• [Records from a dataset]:
** Start **

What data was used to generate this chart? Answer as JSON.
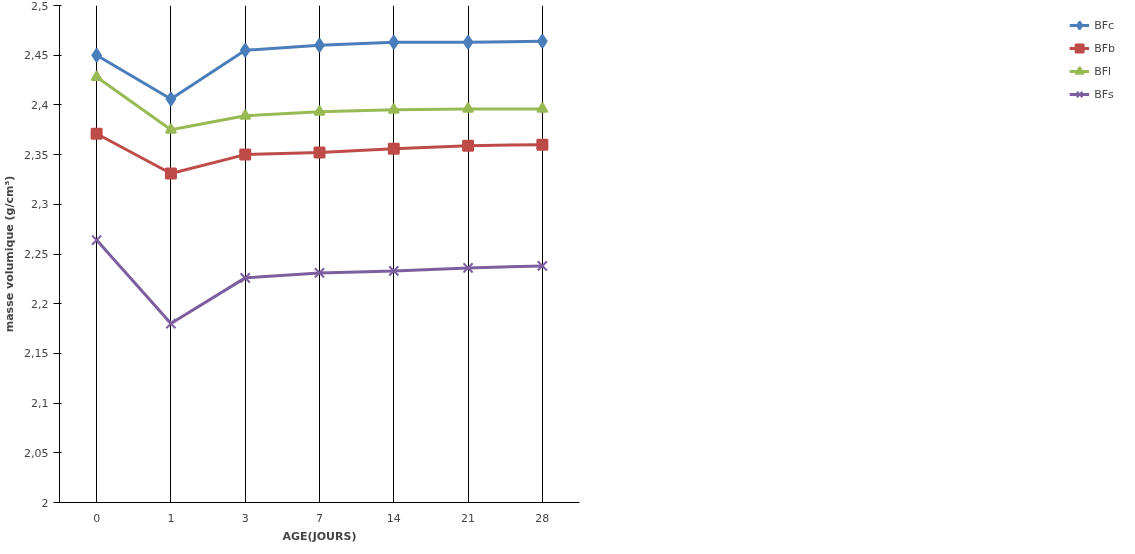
{
  "chart_data": {
    "type": "line",
    "xlabel": "AGE(JOURS)",
    "ylabel": "masse volumique (g/cm³)",
    "categories": [
      "0",
      "1",
      "3",
      "7",
      "14",
      "21",
      "28"
    ],
    "ylim": [
      2,
      2.5
    ],
    "yticks": [
      {
        "value": 2,
        "label": "2"
      },
      {
        "value": 2.05,
        "label": "2,05"
      },
      {
        "value": 2.1,
        "label": "2,1"
      },
      {
        "value": 2.15,
        "label": "2,15"
      },
      {
        "value": 2.2,
        "label": "2,2"
      },
      {
        "value": 2.25,
        "label": "2,25"
      },
      {
        "value": 2.3,
        "label": "2,3"
      },
      {
        "value": 2.35,
        "label": "2,35"
      },
      {
        "value": 2.4,
        "label": "2,4"
      },
      {
        "value": 2.45,
        "label": "2,45"
      },
      {
        "value": 2.5,
        "label": "2,5"
      }
    ],
    "grid": "x",
    "legend": "right",
    "line_style": "solid",
    "series": [
      {
        "name": "BFc",
        "color": "#4a7ebb",
        "marker": "diamond",
        "values": [
          2.45,
          2.406,
          2.455,
          2.46,
          2.463,
          2.463,
          2.464
        ]
      },
      {
        "name": "BFb",
        "color": "#be4b48",
        "marker": "square",
        "values": [
          2.371,
          2.331,
          2.35,
          2.352,
          2.356,
          2.359,
          2.36
        ]
      },
      {
        "name": "BFl",
        "color": "#98b954",
        "marker": "triangle",
        "values": [
          2.428,
          2.375,
          2.389,
          2.393,
          2.395,
          2.396,
          2.396
        ]
      },
      {
        "name": "BFs",
        "color": "#7d5fa0",
        "marker": "cross",
        "values": [
          2.264,
          2.18,
          2.226,
          2.231,
          2.233,
          2.236,
          2.238
        ]
      }
    ]
  }
}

** End **

Without the pictures, return the entries exactly as they appear.

• [Task solution]:
What data was used to generate this chart? Answer as JSON.
{
  "chart_data": {
    "type": "line",
    "xlabel": "AGE(JOURS)",
    "ylabel": "masse volumique (g/cm³)",
    "categories": [
      "0",
      "1",
      "3",
      "7",
      "14",
      "21",
      "28"
    ],
    "ylim": [
      2,
      2.5
    ],
    "yticks": [
      {
        "value": 2,
        "label": "2"
      },
      {
        "value": 2.05,
        "label": "2,05"
      },
      {
        "value": 2.1,
        "label": "2,1"
      },
      {
        "value": 2.15,
        "label": "2,15"
      },
      {
        "value": 2.2,
        "label": "2,2"
      },
      {
        "value": 2.25,
        "label": "2,25"
      },
      {
        "value": 2.3,
        "label": "2,3"
      },
      {
        "value": 2.35,
        "label": "2,35"
      },
      {
        "value": 2.4,
        "label": "2,4"
      },
      {
        "value": 2.45,
        "label": "2,45"
      },
      {
        "value": 2.5,
        "label": "2,5"
      }
    ],
    "grid": "x",
    "legend": "right",
    "line_style": "solid",
    "series": [
      {
        "name": "BFc",
        "color": "#4a7ebb",
        "marker": "diamond",
        "values": [
          2.45,
          2.406,
          2.455,
          2.46,
          2.463,
          2.463,
          2.464
        ]
      },
      {
        "name": "BFb",
        "color": "#be4b48",
        "marker": "square",
        "values": [
          2.371,
          2.331,
          2.35,
          2.352,
          2.356,
          2.359,
          2.36
        ]
      },
      {
        "name": "BFl",
        "color": "#98b954",
        "marker": "triangle",
        "values": [
          2.428,
          2.375,
          2.389,
          2.393,
          2.395,
          2.396,
          2.396
        ]
      },
      {
        "name": "BFs",
        "color": "#7d5fa0",
        "marker": "cross",
        "values": [
          2.264,
          2.18,
          2.226,
          2.231,
          2.233,
          2.236,
          2.238
        ]
      }
    ]
  }
}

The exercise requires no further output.